Extracted data entries:

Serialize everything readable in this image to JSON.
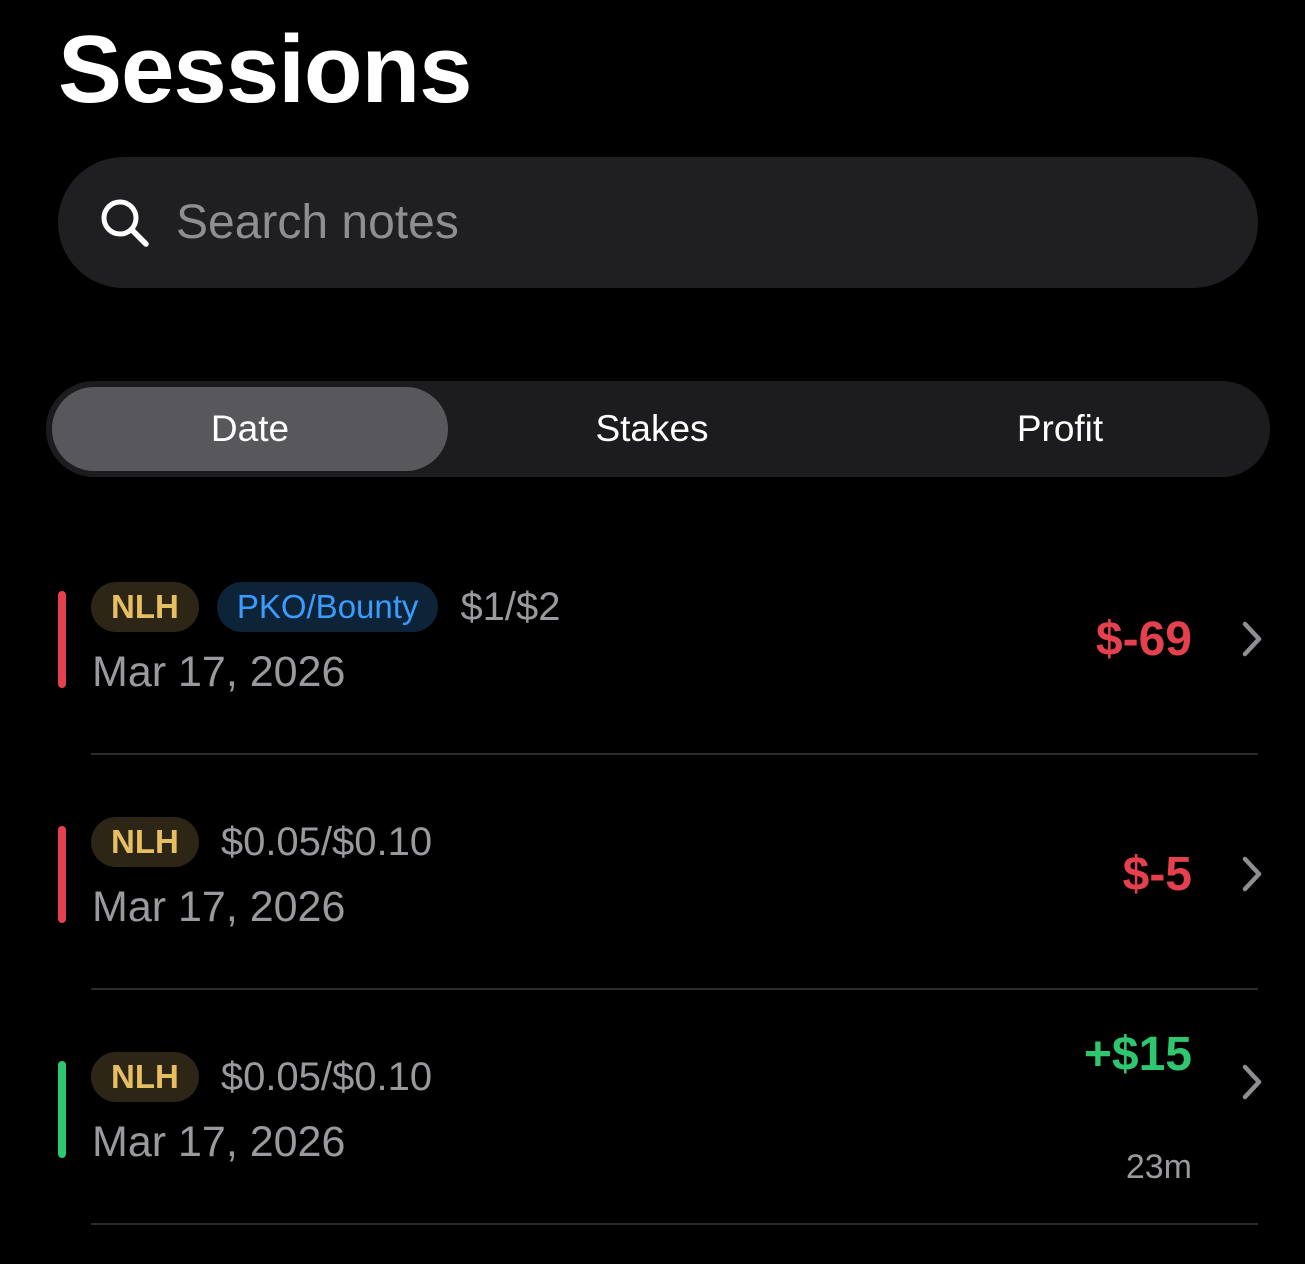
{
  "header": {
    "title": "Sessions"
  },
  "search": {
    "placeholder": "Search notes",
    "value": ""
  },
  "sort": {
    "options": [
      {
        "label": "Date",
        "selected": true
      },
      {
        "label": "Stakes",
        "selected": false
      },
      {
        "label": "Profit",
        "selected": false
      }
    ]
  },
  "colors": {
    "loss": "#e5404e",
    "win": "#2ec770",
    "badge_nlh": "#e5bf62",
    "badge_pko": "#3a9cff"
  },
  "sessions": [
    {
      "game": "NLH",
      "format": "PKO/Bounty",
      "stakes": "$1/$2",
      "date": "Mar 17, 2026",
      "profit": "$-69",
      "duration": "",
      "result": "loss"
    },
    {
      "game": "NLH",
      "format": "",
      "stakes": "$0.05/$0.10",
      "date": "Mar 17, 2026",
      "profit": "$-5",
      "duration": "",
      "result": "loss"
    },
    {
      "game": "NLH",
      "format": "",
      "stakes": "$0.05/$0.10",
      "date": "Mar 17, 2026",
      "profit": "+$15",
      "duration": "23m",
      "result": "win"
    }
  ],
  "icons": {
    "search": "search-icon",
    "chevron": "chevron-right-icon"
  }
}
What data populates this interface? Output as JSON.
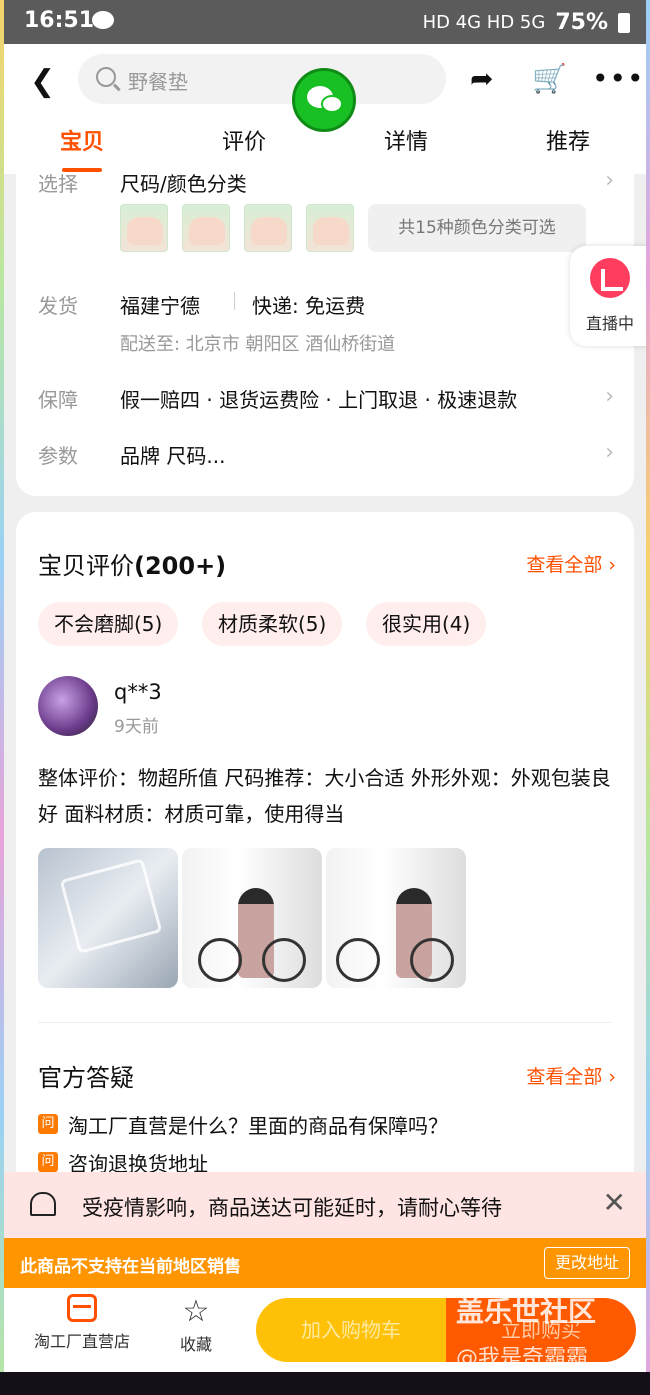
{
  "status_bar": {
    "time": "16:51",
    "indicators": "HD 4G HD 5G",
    "battery": "75%"
  },
  "header": {
    "search_placeholder": "野餐垫",
    "tabs": [
      "宝贝",
      "评价",
      "详情",
      "推荐"
    ],
    "active_tab": "宝贝"
  },
  "product": {
    "select_label": "选择",
    "select_value": "尺码/颜色分类",
    "color_note": "共15种颜色分类可选",
    "shipping_label": "发货",
    "shipping_from": "福建宁德",
    "shipping_fee": "快递: 免运费",
    "delivery_to": "配送至: 北京市 朝阳区 酒仙桥街道",
    "guarantee_label": "保障",
    "guarantee_value": "假一赔四 · 退货运费险 · 上门取退 · 极速退款",
    "params_label": "参数",
    "params_value": "品牌 尺码..."
  },
  "live_badge": "直播中",
  "reviews": {
    "title": "宝贝评价",
    "count": "(200+)",
    "see_all": "查看全部",
    "tags": [
      "不会磨脚(5)",
      "材质柔软(5)",
      "很实用(4)"
    ],
    "user": "q**3",
    "time": "9天前",
    "text": "整体评价：物超所值 尺码推荐：大小合适 外形外观：外观包装良好 面料材质：材质可靠，使用得当"
  },
  "qa": {
    "title": "官方答疑",
    "see_all": "查看全部",
    "icon_label": "问",
    "items": [
      "淘工厂直营是什么？里面的商品有保障吗？",
      "咨询退换货地址"
    ]
  },
  "notice": "受疫情影响，商品送达可能延时，请耐心等待",
  "region": {
    "text": "此商品不支持在当前地区销售",
    "button": "更改地址"
  },
  "bottom": {
    "store": "淘工厂直营店",
    "favorite": "收藏",
    "add_cart": "加入购物车",
    "buy_now": "立即购买"
  },
  "watermark": {
    "line1": "盖乐世社区",
    "line2": "@我是奇霸霸"
  },
  "colors": {
    "accent": "#ff5000",
    "cart": "#ffc107",
    "region": "#ff9500"
  }
}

Problem details >> Your copy of the data above should match it exactly, except that pictures are left out.

Full response >>
Serialize everything readable in this image to JSON.
{
  "header": {
    "title": "Sessions"
  },
  "search": {
    "placeholder": "Search notes",
    "value": ""
  },
  "sort": {
    "options": [
      {
        "label": "Date",
        "selected": true
      },
      {
        "label": "Stakes",
        "selected": false
      },
      {
        "label": "Profit",
        "selected": false
      }
    ]
  },
  "colors": {
    "loss": "#e5404e",
    "win": "#2ec770",
    "badge_nlh": "#e5bf62",
    "badge_pko": "#3a9cff"
  },
  "sessions": [
    {
      "game": "NLH",
      "format": "PKO/Bounty",
      "stakes": "$1/$2",
      "date": "Mar 17, 2026",
      "profit": "$-69",
      "duration": "",
      "result": "loss"
    },
    {
      "game": "NLH",
      "format": "",
      "stakes": "$0.05/$0.10",
      "date": "Mar 17, 2026",
      "profit": "$-5",
      "duration": "",
      "result": "loss"
    },
    {
      "game": "NLH",
      "format": "",
      "stakes": "$0.05/$0.10",
      "date": "Mar 17, 2026",
      "profit": "+$15",
      "duration": "23m",
      "result": "win"
    }
  ],
  "icons": {
    "search": "search-icon",
    "chevron": "chevron-right-icon"
  }
}
What data populates this interface? Output as JSON.
{
  "status_bar": {
    "time": "16:51",
    "indicators": "HD 4G HD 5G",
    "battery": "75%"
  },
  "header": {
    "search_placeholder": "野餐垫",
    "tabs": [
      "宝贝",
      "评价",
      "详情",
      "推荐"
    ],
    "active_tab": "宝贝"
  },
  "product": {
    "select_label": "选择",
    "select_value": "尺码/颜色分类",
    "color_note": "共15种颜色分类可选",
    "shipping_label": "发货",
    "shipping_from": "福建宁德",
    "shipping_fee": "快递: 免运费",
    "delivery_to": "配送至: 北京市 朝阳区 酒仙桥街道",
    "guarantee_label": "保障",
    "guarantee_value": "假一赔四 · 退货运费险 · 上门取退 · 极速退款",
    "params_label": "参数",
    "params_value": "品牌 尺码..."
  },
  "live_badge": "直播中",
  "reviews": {
    "title": "宝贝评价",
    "count": "(200+)",
    "see_all": "查看全部",
    "tags": [
      "不会磨脚(5)",
      "材质柔软(5)",
      "很实用(4)"
    ],
    "user": "q**3",
    "time": "9天前",
    "text": "整体评价：物超所值 尺码推荐：大小合适 外形外观：外观包装良好 面料材质：材质可靠，使用得当"
  },
  "qa": {
    "title": "官方答疑",
    "see_all": "查看全部",
    "icon_label": "问",
    "items": [
      "淘工厂直营是什么？里面的商品有保障吗？",
      "咨询退换货地址"
    ]
  },
  "notice": "受疫情影响，商品送达可能延时，请耐心等待",
  "region": {
    "text": "此商品不支持在当前地区销售",
    "button": "更改地址"
  },
  "bottom": {
    "store": "淘工厂直营店",
    "favorite": "收藏",
    "add_cart": "加入购物车",
    "buy_now": "立即购买"
  },
  "watermark": {
    "line1": "盖乐世社区",
    "line2": "@我是奇霸霸"
  },
  "colors": {
    "accent": "#ff5000",
    "cart": "#ffc107",
    "region": "#ff9500"
  }
}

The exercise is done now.